• **Task instructions**
Below are some records. Quote exactly the lines from the one that contains "Convert this document image to plain text." through the last, both included, and leave out the pictures.

----

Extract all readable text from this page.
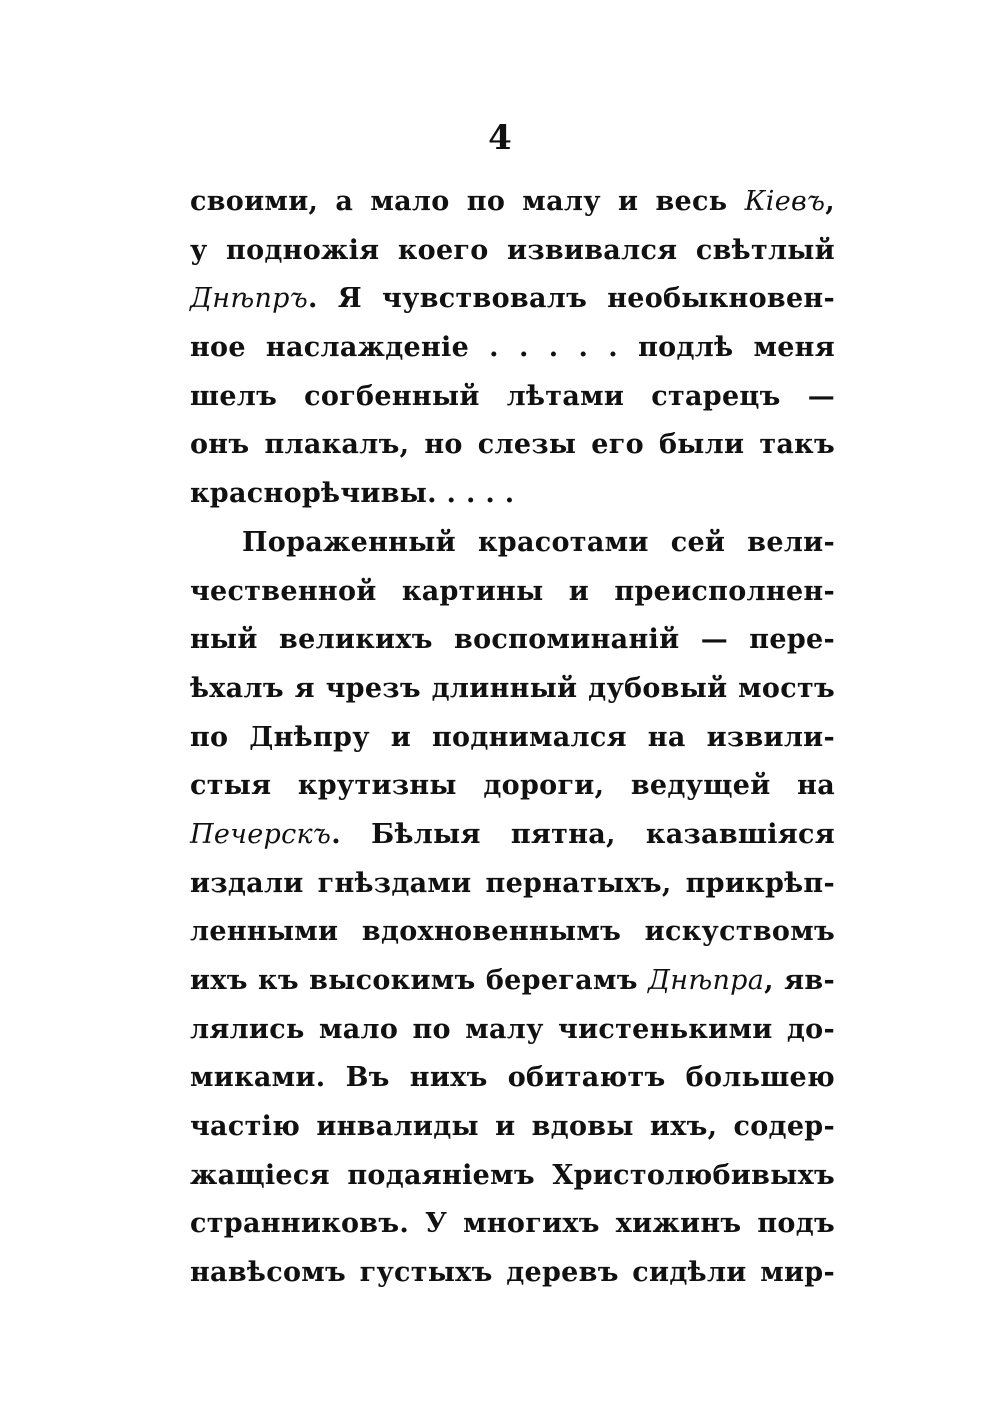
4
своими, а мало по малу и весь Кіевъ,
у подножія коего извивался свѣтлый
Днѣпръ. Я чувствовалъ необыкновен-
ное наслажденіе . . . . . подлѣ меня
шелъ согбенный лѣтами старецъ —
онъ плакалъ, но слезы его были такъ
краснорѣчивы. . . . .
Пораженный красотами сей вели-
чественной картины и преисполнен-
ный великихъ воспоминаній — пере-
ѣхалъ я чрезъ длинный дубовый мостъ
по Днѣпру и поднимался на извили-
стыя крутизны дороги, ведущей на
Печерскъ. Бѣлыя пятна, казавшіяся
издали гнѣздами пернатыхъ, прикрѣп-
ленными вдохновеннымъ искуствомъ
ихъ къ высокимъ берегамъ Днѣпра, яв-
лялись мало по малу чистенькими до-
миками. Въ нихъ обитаютъ большею
частію инвалиды и вдовы ихъ, содер-
жащіеся подаяніемъ Христолюбивыхъ
странниковъ. У многихъ хижинъ подъ
навѣсомъ густыхъ деревъ сидѣли мир-
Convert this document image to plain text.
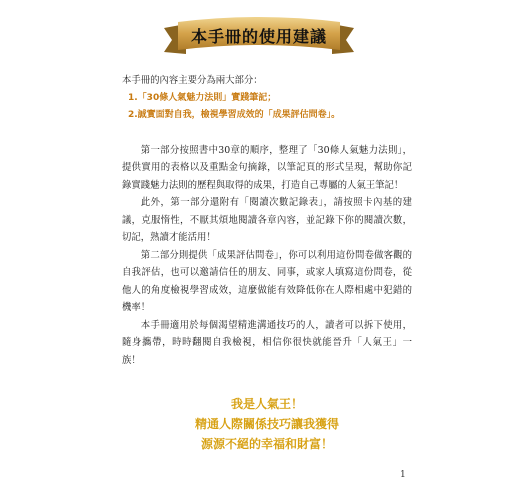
本手冊的使用建議

本手冊的內容主要分為兩大部分：

1.「30條人氣魅力法則」實踐筆記；

2.誠實面對自我，檢視學習成效的「成果評估問卷」。

第一部分按照書中30章的順序，整理了「30條人氣魅力法則」，提供實用的表格以及重點金句摘錄，以筆記頁的形式呈現，幫助你記錄實踐魅力法則的歷程與取得的成果，打造自己專屬的人氣王筆記！

此外，第一部分還附有「閱讀次數記錄表」，請按照卡內基的建議，克服惰性，不厭其煩地閱讀各章內容，並記錄下你的閱讀次數，切記，熟讀才能活用！

第二部分則提供「成果評估問卷」，你可以利用這份問卷做客觀的自我評估，也可以邀請信任的朋友、同事，或家人填寫這份問卷，從他人的角度檢視學習成效，這麼做能有效降低你在人際相處中犯錯的機率！

本手冊適用於每個渴望精進溝通技巧的人，讀者可以拆下使用，隨身攜帶，時時翻閱自我檢視，相信你很快就能晉升「人氣王」一族！

我是人氣王！
精通人際關係技巧讓我獲得
源源不絕的幸福和財富！
1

----

• **Result**
Convert this document image to plain text.
本手冊的使用建議

本手冊的內容主要分為兩大部分：

1.「30條人氣魅力法則」實踐筆記；

2.誠實面對自我，檢視學習成效的「成果評估問卷」。

第一部分按照書中30章的順序，整理了「30條人氣魅力法則」，提供實用的表格以及重點金句摘錄，以筆記頁的形式呈現，幫助你記錄實踐魅力法則的歷程與取得的成果，打造自己專屬的人氣王筆記！

此外，第一部分還附有「閱讀次數記錄表」，請按照卡內基的建議，克服惰性，不厭其煩地閱讀各章內容，並記錄下你的閱讀次數，切記，熟讀才能活用！

第二部分則提供「成果評估問卷」，你可以利用這份問卷做客觀的自我評估，也可以邀請信任的朋友、同事，或家人填寫這份問卷，從他人的角度檢視學習成效，這麼做能有效降低你在人際相處中犯錯的機率！

本手冊適用於每個渴望精進溝通技巧的人，讀者可以拆下使用，隨身攜帶，時時翻閱自我檢視，相信你很快就能晉升「人氣王」一族！

我是人氣王！
精通人際關係技巧讓我獲得
源源不絕的幸福和財富！
1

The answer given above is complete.